[Work to be completed] Could you print all the entries exactly?

[Recorded data]
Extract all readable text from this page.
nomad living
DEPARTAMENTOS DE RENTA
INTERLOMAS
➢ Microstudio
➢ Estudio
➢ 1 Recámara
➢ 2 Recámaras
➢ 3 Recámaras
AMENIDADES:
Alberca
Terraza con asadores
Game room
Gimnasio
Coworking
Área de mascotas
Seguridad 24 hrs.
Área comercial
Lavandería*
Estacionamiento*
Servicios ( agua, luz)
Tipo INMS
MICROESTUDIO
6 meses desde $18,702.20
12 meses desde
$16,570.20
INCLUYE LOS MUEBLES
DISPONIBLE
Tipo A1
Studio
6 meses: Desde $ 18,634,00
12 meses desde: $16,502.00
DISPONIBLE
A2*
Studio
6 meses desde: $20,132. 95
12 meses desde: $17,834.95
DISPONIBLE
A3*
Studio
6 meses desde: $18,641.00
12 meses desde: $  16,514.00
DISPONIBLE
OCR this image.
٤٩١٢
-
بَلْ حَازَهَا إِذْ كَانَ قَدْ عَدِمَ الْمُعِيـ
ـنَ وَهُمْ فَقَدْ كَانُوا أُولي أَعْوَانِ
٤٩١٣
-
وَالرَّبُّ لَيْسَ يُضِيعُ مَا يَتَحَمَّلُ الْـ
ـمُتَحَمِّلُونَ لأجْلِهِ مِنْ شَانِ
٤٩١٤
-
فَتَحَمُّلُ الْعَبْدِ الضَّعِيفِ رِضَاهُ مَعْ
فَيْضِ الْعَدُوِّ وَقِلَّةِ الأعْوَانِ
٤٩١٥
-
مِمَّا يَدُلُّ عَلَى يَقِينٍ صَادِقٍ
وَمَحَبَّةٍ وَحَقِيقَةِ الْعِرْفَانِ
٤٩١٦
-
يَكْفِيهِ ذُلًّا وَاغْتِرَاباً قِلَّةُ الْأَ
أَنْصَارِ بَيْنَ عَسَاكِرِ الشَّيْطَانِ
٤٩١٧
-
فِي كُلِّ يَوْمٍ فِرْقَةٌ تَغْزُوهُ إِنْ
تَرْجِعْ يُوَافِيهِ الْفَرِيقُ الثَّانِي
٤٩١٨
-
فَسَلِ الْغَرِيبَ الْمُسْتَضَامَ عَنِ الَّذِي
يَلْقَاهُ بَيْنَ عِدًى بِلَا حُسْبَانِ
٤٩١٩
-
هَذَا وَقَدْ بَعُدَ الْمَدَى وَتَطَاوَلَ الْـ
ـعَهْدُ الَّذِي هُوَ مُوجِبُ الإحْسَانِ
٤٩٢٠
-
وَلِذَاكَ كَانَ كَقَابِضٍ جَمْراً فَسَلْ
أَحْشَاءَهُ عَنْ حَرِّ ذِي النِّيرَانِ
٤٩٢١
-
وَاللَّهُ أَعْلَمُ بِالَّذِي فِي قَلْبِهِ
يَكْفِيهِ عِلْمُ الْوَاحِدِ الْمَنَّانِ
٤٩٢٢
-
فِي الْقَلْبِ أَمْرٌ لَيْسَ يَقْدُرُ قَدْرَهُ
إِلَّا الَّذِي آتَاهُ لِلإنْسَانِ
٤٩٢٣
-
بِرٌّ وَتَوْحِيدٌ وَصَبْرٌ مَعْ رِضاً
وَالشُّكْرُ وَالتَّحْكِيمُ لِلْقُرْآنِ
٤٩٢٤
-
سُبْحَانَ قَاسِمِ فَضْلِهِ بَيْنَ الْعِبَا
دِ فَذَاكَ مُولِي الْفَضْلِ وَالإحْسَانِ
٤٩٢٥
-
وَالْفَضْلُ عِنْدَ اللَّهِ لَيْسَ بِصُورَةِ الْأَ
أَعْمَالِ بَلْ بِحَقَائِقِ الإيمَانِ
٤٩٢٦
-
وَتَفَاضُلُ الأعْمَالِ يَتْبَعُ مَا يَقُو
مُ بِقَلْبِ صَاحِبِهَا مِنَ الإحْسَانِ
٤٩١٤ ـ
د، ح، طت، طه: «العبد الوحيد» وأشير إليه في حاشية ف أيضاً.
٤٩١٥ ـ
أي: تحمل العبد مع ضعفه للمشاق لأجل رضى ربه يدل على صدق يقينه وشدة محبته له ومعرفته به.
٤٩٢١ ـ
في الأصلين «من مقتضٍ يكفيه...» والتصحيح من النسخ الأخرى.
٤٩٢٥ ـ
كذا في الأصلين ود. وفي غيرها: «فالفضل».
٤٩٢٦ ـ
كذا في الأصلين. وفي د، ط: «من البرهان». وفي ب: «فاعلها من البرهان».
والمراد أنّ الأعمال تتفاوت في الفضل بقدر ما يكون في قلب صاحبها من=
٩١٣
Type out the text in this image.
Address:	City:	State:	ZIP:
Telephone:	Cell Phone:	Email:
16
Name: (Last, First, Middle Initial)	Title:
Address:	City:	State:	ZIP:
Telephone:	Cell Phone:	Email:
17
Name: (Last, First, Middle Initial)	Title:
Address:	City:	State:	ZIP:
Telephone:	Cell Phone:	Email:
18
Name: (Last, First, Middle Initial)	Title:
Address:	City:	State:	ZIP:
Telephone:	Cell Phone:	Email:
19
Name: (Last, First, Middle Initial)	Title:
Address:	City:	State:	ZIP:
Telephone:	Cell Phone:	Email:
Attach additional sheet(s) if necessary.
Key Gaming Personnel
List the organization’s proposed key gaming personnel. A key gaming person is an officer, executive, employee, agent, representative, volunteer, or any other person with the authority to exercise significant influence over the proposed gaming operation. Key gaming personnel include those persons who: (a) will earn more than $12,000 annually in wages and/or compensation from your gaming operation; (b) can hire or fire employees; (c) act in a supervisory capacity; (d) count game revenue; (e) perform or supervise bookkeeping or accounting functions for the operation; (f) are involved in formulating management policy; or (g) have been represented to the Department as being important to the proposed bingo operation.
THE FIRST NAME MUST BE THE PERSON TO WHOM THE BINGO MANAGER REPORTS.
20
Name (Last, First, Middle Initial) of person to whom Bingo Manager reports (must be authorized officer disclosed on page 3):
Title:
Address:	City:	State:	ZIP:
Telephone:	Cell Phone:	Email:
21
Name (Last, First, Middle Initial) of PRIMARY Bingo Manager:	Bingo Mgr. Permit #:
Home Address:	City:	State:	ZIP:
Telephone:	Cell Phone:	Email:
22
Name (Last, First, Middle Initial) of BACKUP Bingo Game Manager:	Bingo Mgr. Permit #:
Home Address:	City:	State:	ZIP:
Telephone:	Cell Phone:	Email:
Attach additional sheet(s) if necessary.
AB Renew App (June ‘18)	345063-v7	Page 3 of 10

[Solution to this task]
Extract all readable text from this page.
nomad living
DEPARTAMENTOS DE RENTA
INTERLOMAS
➢ Microstudio
➢ Estudio
➢ 1 Recámara
➢ 2 Recámaras
➢ 3 Recámaras
AMENIDADES:
Alberca
Terraza con asadores
Game room
Gimnasio
Coworking
Área de mascotas
Seguridad 24 hrs.
Área comercial
Lavandería*
Estacionamiento*
Servicios ( agua, luz)
Tipo INMS
MICROESTUDIO
6 meses desde $18,702.20
12 meses desde
$16,570.20
INCLUYE LOS MUEBLES
DISPONIBLE
Tipo A1
Studio
6 meses: Desde $ 18,634,00
12 meses desde: $16,502.00
DISPONIBLE
A2*
Studio
6 meses desde: $20,132. 95
12 meses desde: $17,834.95
DISPONIBLE
A3*
Studio
6 meses desde: $18,641.00
12 meses desde: $  16,514.00
DISPONIBLE
OCR this image.
٤٩١٢
-
بَلْ حَازَهَا إِذْ كَانَ قَدْ عَدِمَ الْمُعِيـ
ـنَ وَهُمْ فَقَدْ كَانُوا أُولي أَعْوَانِ
٤٩١٣
-
وَالرَّبُّ لَيْسَ يُضِيعُ مَا يَتَحَمَّلُ الْـ
ـمُتَحَمِّلُونَ لأجْلِهِ مِنْ شَانِ
٤٩١٤
-
فَتَحَمُّلُ الْعَبْدِ الضَّعِيفِ رِضَاهُ مَعْ
فَيْضِ الْعَدُوِّ وَقِلَّةِ الأعْوَانِ
٤٩١٥
-
مِمَّا يَدُلُّ عَلَى يَقِينٍ صَادِقٍ
وَمَحَبَّةٍ وَحَقِيقَةِ الْعِرْفَانِ
٤٩١٦
-
يَكْفِيهِ ذُلًّا وَاغْتِرَاباً قِلَّةُ الْأَ
أَنْصَارِ بَيْنَ عَسَاكِرِ الشَّيْطَانِ
٤٩١٧
-
فِي كُلِّ يَوْمٍ فِرْقَةٌ تَغْزُوهُ إِنْ
تَرْجِعْ يُوَافِيهِ الْفَرِيقُ الثَّانِي
٤٩١٨
-
فَسَلِ الْغَرِيبَ الْمُسْتَضَامَ عَنِ الَّذِي
يَلْقَاهُ بَيْنَ عِدًى بِلَا حُسْبَانِ
٤٩١٩
-
هَذَا وَقَدْ بَعُدَ الْمَدَى وَتَطَاوَلَ الْـ
ـعَهْدُ الَّذِي هُوَ مُوجِبُ الإحْسَانِ
٤٩٢٠
-
وَلِذَاكَ كَانَ كَقَابِضٍ جَمْراً فَسَلْ
أَحْشَاءَهُ عَنْ حَرِّ ذِي النِّيرَانِ
٤٩٢١
-
وَاللَّهُ أَعْلَمُ بِالَّذِي فِي قَلْبِهِ
يَكْفِيهِ عِلْمُ الْوَاحِدِ الْمَنَّانِ
٤٩٢٢
-
فِي الْقَلْبِ أَمْرٌ لَيْسَ يَقْدُرُ قَدْرَهُ
إِلَّا الَّذِي آتَاهُ لِلإنْسَانِ
٤٩٢٣
-
بِرٌّ وَتَوْحِيدٌ وَصَبْرٌ مَعْ رِضاً
وَالشُّكْرُ وَالتَّحْكِيمُ لِلْقُرْآنِ
٤٩٢٤
-
سُبْحَانَ قَاسِمِ فَضْلِهِ بَيْنَ الْعِبَا
دِ فَذَاكَ مُولِي الْفَضْلِ وَالإحْسَانِ
٤٩٢٥
-
وَالْفَضْلُ عِنْدَ اللَّهِ لَيْسَ بِصُورَةِ الْأَ
أَعْمَالِ بَلْ بِحَقَائِقِ الإيمَانِ
٤٩٢٦
-
وَتَفَاضُلُ الأعْمَالِ يَتْبَعُ مَا يَقُو
مُ بِقَلْبِ صَاحِبِهَا مِنَ الإحْسَانِ
٤٩١٤ ـ
د، ح، طت، طه: «العبد الوحيد» وأشير إليه في حاشية ف أيضاً.
٤٩١٥ ـ
أي: تحمل العبد مع ضعفه للمشاق لأجل رضى ربه يدل على صدق يقينه وشدة محبته له ومعرفته به.
٤٩٢١ ـ
في الأصلين «من مقتضٍ يكفيه...» والتصحيح من النسخ الأخرى.
٤٩٢٥ ـ
كذا في الأصلين ود. وفي غيرها: «فالفضل».
٤٩٢٦ ـ
كذا في الأصلين. وفي د، ط: «من البرهان». وفي ب: «فاعلها من البرهان».
والمراد أنّ الأعمال تتفاوت في الفضل بقدر ما يكون في قلب صاحبها من=
٩١٣
Type out the text in this image.
Address:	City:	State:	ZIP:
Telephone:	Cell Phone:	Email:
16
Name: (Last, First, Middle Initial)	Title:
Address:	City:	State:	ZIP:
Telephone:	Cell Phone:	Email:
17
Name: (Last, First, Middle Initial)	Title:
Address:	City:	State:	ZIP:
Telephone:	Cell Phone:	Email:
18
Name: (Last, First, Middle Initial)	Title:
Address:	City:	State:	ZIP:
Telephone:	Cell Phone:	Email:
19
Name: (Last, First, Middle Initial)	Title:
Address:	City:	State:	ZIP:
Telephone:	Cell Phone:	Email:
Attach additional sheet(s) if necessary.
Key Gaming Personnel
List the organization’s proposed key gaming personnel. A key gaming person is an officer, executive, employee, agent, representative, volunteer, or any other person with the authority to exercise significant influence over the proposed gaming operation. Key gaming personnel include those persons who: (a) will earn more than $12,000 annually in wages and/or compensation from your gaming operation; (b) can hire or fire employees; (c) act in a supervisory capacity; (d) count game revenue; (e) perform or supervise bookkeeping or accounting functions for the operation; (f) are involved in formulating management policy; or (g) have been represented to the Department as being important to the proposed bingo operation.
THE FIRST NAME MUST BE THE PERSON TO WHOM THE BINGO MANAGER REPORTS.
20
Name (Last, First, Middle Initial) of person to whom Bingo Manager reports (must be authorized officer disclosed on page 3):
Title:
Address:	City:	State:	ZIP:
Telephone:	Cell Phone:	Email:
21
Name (Last, First, Middle Initial) of PRIMARY Bingo Manager:	Bingo Mgr. Permit #:
Home Address:	City:	State:	ZIP:
Telephone:	Cell Phone:	Email:
22
Name (Last, First, Middle Initial) of BACKUP Bingo Game Manager:	Bingo Mgr. Permit #:
Home Address:	City:	State:	ZIP:
Telephone:	Cell Phone:	Email:
Attach additional sheet(s) if necessary.
AB Renew App (June ‘18)	345063-v7	Page 3 of 10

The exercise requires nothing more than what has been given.